▶ **Source data**

** Begin **

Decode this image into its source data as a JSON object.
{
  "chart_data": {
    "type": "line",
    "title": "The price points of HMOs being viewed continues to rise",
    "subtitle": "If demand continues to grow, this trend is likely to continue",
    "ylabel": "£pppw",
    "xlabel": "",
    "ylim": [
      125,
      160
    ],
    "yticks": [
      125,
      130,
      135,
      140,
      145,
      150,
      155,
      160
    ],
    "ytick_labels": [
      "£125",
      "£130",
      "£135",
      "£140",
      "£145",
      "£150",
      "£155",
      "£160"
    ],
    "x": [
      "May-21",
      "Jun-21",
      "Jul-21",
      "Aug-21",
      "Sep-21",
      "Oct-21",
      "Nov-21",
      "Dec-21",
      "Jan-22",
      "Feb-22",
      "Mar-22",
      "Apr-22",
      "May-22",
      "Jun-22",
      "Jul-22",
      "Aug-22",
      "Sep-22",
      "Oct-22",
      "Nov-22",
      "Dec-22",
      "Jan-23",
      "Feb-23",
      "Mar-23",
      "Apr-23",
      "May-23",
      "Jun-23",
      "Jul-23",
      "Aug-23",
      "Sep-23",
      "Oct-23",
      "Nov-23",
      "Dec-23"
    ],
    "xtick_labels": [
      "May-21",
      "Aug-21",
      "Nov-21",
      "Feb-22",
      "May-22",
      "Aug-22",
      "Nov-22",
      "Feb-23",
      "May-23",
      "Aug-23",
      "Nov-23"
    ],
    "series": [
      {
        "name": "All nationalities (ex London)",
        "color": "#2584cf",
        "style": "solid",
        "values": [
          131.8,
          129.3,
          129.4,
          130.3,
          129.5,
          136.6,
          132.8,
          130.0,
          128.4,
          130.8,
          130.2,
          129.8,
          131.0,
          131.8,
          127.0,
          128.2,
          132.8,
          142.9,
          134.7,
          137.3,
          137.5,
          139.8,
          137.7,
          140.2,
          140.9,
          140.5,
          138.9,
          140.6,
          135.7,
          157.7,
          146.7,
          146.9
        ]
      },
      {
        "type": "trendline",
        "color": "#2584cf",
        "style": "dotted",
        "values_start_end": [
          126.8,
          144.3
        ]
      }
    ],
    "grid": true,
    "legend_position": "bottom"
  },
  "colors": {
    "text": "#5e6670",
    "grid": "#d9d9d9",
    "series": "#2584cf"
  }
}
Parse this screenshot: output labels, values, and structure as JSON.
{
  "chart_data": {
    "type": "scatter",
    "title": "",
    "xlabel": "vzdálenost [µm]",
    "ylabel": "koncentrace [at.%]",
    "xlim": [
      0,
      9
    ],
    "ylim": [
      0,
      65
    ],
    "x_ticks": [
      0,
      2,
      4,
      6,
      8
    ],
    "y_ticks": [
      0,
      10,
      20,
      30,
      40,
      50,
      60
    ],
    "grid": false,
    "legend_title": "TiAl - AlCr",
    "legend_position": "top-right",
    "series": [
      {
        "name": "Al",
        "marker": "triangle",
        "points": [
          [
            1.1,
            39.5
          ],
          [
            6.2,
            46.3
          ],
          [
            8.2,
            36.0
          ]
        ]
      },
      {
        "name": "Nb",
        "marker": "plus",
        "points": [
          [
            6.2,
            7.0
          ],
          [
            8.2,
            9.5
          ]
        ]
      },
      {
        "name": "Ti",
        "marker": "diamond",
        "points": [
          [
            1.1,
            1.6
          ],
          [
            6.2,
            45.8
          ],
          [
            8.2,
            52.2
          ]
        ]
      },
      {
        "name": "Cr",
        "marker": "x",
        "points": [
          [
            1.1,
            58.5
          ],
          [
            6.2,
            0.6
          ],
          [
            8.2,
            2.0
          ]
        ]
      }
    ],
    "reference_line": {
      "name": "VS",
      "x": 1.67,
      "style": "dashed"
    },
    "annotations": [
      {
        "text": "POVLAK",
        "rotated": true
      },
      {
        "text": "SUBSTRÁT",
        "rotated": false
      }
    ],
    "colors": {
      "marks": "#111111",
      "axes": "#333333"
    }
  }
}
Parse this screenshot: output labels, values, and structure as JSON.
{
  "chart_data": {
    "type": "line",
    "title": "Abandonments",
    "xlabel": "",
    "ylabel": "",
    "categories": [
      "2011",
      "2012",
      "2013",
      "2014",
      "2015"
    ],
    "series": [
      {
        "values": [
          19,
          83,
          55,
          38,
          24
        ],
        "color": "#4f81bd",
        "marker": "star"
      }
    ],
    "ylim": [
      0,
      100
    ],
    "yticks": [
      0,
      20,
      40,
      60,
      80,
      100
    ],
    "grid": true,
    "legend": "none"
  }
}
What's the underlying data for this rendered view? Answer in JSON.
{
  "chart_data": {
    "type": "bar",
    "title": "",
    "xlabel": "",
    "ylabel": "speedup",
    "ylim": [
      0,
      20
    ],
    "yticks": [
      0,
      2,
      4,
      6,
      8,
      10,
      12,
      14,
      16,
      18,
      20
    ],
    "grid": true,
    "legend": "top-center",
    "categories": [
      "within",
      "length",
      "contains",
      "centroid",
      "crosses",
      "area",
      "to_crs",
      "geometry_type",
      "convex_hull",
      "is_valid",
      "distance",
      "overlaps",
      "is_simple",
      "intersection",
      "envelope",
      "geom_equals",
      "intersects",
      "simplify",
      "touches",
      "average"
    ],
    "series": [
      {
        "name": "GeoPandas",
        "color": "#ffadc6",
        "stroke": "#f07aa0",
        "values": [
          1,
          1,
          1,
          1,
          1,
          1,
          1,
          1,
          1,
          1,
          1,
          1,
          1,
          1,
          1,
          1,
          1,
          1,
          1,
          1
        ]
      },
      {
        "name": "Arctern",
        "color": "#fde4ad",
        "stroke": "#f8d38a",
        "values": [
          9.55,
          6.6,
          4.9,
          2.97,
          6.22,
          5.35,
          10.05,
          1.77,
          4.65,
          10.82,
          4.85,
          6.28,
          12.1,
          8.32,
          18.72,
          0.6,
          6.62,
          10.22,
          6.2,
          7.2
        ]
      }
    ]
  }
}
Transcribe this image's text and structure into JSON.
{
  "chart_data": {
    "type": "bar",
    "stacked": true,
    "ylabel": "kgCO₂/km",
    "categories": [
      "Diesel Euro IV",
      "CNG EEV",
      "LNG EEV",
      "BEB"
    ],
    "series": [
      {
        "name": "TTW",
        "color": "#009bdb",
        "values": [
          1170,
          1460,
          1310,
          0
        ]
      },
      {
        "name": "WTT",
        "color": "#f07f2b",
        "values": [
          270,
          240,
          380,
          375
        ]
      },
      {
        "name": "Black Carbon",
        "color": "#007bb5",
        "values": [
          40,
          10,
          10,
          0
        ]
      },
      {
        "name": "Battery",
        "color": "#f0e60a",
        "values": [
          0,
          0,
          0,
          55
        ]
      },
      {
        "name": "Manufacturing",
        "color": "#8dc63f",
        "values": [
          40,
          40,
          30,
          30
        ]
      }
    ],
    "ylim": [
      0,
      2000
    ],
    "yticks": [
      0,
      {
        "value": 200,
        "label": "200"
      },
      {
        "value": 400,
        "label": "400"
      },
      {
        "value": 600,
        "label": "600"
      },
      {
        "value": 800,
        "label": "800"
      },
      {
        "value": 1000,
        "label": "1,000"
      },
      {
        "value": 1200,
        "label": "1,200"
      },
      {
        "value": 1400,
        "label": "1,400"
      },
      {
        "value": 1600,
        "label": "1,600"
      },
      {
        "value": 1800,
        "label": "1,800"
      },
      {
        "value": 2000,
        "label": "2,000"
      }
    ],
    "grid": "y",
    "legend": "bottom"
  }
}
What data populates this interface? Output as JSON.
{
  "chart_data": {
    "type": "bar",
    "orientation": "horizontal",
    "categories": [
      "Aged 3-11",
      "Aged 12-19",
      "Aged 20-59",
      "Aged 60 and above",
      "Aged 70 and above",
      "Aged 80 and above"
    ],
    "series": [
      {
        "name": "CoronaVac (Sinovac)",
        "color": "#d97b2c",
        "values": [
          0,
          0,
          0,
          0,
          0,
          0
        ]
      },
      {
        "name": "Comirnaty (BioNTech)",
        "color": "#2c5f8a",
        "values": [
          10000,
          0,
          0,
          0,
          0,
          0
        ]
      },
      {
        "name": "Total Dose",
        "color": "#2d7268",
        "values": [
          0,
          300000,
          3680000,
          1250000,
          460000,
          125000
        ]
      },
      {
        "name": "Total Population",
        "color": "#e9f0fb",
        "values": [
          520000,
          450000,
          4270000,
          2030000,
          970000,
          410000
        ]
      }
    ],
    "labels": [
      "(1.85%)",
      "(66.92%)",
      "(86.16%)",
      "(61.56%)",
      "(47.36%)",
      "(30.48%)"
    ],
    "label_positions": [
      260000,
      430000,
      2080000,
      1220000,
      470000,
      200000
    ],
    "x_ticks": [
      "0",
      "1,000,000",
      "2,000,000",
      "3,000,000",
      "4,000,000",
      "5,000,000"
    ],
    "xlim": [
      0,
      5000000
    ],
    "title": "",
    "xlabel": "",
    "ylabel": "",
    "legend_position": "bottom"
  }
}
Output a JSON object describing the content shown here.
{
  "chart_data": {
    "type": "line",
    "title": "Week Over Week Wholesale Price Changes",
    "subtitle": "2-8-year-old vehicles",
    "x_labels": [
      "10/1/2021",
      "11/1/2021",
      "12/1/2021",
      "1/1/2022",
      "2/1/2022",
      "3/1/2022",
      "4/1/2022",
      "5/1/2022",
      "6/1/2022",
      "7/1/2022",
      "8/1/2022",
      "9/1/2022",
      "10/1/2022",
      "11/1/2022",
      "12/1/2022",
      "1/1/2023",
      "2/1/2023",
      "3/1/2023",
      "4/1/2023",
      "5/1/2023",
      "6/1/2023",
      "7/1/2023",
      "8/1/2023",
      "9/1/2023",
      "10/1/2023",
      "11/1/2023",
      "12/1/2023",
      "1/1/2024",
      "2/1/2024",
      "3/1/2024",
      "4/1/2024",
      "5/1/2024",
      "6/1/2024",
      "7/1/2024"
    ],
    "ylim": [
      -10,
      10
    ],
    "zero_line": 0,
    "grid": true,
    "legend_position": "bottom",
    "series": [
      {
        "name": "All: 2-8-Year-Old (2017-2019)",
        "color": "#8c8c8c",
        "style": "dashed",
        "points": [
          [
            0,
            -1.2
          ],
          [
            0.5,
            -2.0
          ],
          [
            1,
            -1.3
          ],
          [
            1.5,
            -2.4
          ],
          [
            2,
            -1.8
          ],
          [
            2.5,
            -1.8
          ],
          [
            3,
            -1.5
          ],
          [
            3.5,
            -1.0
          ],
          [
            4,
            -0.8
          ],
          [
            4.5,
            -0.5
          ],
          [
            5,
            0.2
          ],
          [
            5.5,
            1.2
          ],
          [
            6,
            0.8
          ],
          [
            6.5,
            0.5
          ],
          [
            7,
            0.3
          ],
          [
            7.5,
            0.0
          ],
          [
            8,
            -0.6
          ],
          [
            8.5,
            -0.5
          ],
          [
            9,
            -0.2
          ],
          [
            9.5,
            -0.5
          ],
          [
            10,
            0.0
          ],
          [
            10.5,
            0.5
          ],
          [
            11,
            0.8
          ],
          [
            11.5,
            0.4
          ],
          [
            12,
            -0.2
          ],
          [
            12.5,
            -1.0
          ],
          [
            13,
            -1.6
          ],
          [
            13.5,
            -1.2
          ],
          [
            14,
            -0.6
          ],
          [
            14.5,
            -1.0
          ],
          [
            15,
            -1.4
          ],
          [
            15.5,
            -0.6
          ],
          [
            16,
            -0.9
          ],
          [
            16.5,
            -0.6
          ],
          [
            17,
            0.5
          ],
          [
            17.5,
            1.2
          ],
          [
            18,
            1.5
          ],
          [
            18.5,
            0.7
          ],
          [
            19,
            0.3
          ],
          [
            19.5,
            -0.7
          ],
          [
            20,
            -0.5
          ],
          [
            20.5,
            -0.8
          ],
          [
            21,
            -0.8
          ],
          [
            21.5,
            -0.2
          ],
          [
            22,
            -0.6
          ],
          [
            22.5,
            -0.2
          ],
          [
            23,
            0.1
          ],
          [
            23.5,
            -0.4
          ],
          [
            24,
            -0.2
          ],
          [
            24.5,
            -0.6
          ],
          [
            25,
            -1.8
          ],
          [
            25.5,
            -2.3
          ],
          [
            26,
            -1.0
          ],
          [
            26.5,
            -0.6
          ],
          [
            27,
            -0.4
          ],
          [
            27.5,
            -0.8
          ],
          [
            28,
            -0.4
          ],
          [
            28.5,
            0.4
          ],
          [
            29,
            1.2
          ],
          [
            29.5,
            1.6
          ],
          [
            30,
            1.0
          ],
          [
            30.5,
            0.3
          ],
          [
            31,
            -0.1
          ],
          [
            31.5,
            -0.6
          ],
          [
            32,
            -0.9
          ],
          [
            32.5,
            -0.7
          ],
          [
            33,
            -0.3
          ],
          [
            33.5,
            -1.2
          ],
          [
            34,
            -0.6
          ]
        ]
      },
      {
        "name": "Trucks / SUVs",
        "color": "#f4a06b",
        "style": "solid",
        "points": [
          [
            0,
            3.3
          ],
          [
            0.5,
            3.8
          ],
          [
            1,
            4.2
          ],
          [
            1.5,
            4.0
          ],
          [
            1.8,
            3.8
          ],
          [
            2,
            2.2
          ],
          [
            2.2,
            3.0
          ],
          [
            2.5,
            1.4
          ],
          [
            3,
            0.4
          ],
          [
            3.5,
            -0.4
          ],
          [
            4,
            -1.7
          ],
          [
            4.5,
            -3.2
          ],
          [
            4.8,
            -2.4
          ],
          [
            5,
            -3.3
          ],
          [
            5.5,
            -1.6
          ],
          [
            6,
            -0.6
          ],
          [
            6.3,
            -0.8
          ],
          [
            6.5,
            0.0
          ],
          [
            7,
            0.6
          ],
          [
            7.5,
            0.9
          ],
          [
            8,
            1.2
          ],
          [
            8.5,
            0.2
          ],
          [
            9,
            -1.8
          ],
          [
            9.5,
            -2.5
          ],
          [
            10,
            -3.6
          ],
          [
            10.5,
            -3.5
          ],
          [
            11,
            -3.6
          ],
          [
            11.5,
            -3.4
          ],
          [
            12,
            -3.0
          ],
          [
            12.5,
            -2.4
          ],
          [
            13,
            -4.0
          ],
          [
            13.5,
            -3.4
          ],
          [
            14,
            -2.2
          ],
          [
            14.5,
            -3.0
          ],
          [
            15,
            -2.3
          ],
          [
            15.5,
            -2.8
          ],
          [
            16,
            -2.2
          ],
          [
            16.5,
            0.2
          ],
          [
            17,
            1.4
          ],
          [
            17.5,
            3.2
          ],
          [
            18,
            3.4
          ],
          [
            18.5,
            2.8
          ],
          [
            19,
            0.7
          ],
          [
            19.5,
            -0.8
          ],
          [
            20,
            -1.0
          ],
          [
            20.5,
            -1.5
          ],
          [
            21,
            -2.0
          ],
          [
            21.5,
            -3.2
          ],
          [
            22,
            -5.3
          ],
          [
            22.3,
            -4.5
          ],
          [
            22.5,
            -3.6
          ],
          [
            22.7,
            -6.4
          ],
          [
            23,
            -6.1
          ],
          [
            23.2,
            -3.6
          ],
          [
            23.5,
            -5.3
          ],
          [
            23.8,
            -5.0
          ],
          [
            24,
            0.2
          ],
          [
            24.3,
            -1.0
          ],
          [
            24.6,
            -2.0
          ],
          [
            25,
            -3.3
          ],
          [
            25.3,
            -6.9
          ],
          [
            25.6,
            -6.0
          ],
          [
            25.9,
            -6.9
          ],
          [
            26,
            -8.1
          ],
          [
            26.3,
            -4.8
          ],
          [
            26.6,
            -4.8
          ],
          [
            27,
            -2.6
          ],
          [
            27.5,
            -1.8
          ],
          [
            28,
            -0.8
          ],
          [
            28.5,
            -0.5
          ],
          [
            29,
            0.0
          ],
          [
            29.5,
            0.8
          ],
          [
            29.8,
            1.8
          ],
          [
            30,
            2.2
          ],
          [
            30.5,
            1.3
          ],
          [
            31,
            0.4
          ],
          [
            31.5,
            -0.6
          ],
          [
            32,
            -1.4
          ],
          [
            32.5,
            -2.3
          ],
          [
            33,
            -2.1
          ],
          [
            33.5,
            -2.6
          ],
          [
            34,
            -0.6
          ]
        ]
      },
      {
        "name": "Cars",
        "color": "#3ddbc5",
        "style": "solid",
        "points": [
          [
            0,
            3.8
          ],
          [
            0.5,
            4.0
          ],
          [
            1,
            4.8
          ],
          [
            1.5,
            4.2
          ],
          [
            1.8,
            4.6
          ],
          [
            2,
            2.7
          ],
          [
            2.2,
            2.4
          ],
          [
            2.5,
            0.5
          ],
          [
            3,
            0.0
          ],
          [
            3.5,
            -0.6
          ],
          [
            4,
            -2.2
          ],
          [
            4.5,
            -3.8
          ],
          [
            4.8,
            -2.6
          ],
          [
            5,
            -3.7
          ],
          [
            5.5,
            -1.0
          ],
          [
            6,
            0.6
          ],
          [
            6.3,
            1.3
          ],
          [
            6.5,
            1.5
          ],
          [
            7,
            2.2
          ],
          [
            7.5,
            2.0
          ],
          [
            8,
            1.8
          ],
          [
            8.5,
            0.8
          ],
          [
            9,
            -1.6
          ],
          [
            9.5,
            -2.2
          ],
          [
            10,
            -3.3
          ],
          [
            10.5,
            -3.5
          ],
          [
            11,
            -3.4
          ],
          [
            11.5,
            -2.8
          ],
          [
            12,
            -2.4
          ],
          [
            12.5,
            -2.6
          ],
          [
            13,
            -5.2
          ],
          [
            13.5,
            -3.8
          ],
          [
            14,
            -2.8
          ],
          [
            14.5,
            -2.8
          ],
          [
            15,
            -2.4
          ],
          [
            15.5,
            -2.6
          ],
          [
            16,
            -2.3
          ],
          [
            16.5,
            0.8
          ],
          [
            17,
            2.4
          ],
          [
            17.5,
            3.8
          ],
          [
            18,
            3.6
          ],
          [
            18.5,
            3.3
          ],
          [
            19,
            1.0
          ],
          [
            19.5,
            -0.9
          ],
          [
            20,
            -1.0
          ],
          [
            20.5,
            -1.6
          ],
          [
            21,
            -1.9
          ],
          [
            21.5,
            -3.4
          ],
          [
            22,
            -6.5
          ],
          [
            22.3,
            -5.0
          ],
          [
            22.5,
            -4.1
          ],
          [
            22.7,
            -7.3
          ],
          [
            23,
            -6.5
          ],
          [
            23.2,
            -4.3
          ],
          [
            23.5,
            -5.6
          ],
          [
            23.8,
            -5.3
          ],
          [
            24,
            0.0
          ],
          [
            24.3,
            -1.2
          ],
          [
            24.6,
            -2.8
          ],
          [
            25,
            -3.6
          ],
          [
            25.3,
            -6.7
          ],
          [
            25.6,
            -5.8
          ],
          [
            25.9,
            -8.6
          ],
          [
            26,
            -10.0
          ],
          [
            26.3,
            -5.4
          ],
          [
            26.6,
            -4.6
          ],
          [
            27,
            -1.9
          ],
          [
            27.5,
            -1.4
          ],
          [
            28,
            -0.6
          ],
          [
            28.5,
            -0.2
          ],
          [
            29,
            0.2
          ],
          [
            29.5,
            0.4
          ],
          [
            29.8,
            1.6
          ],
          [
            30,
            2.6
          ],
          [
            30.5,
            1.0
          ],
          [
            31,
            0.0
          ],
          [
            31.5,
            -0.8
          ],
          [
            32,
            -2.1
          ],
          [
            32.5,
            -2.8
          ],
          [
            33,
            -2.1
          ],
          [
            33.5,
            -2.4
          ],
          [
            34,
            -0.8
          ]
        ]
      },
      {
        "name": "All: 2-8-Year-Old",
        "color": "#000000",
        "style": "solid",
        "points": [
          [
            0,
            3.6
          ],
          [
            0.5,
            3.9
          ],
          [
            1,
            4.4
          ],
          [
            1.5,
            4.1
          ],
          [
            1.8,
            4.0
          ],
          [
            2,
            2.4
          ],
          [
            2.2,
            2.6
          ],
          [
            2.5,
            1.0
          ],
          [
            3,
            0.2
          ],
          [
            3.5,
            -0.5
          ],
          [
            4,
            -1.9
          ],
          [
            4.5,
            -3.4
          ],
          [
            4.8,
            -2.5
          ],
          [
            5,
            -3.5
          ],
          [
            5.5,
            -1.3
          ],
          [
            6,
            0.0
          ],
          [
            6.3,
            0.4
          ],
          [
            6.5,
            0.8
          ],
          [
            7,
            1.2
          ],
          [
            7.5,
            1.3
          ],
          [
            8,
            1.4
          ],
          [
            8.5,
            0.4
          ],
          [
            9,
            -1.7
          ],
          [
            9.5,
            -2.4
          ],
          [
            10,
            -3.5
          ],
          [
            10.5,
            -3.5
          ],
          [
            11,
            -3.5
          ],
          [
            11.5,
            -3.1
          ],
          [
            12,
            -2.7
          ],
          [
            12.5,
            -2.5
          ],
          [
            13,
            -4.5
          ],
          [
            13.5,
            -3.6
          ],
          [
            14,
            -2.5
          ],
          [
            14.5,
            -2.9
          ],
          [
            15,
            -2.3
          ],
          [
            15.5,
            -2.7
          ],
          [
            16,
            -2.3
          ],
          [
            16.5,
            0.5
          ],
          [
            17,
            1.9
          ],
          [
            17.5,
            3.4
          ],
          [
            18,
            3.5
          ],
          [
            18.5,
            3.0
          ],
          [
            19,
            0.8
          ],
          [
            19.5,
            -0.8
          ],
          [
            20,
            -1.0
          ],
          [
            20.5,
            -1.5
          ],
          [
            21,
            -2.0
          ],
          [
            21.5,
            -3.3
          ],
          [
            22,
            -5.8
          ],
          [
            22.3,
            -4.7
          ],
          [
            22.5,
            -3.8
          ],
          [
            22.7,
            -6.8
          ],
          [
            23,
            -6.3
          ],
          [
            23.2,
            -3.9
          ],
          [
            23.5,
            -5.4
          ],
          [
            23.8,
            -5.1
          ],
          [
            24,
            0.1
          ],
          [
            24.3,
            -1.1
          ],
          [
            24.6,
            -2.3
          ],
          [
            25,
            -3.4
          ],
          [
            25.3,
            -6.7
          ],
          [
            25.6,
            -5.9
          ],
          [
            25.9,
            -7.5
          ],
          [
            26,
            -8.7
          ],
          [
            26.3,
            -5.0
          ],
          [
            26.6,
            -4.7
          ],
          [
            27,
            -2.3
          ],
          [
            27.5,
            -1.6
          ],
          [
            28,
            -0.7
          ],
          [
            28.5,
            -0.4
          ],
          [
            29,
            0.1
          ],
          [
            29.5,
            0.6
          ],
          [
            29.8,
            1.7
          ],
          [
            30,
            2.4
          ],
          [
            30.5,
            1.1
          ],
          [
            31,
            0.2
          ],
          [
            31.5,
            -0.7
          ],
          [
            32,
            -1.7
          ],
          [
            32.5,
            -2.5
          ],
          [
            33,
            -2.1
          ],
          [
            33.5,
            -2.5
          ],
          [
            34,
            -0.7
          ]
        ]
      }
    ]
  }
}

** End **

▶ **Set exercise**
Pick out every line above that holds the word "bottom" and copy it.

▶ **Full answer**
    "legend_position": "bottom"
    "legend": "bottom"
    "legend_position": "bottom"
    "legend_position": "bottom",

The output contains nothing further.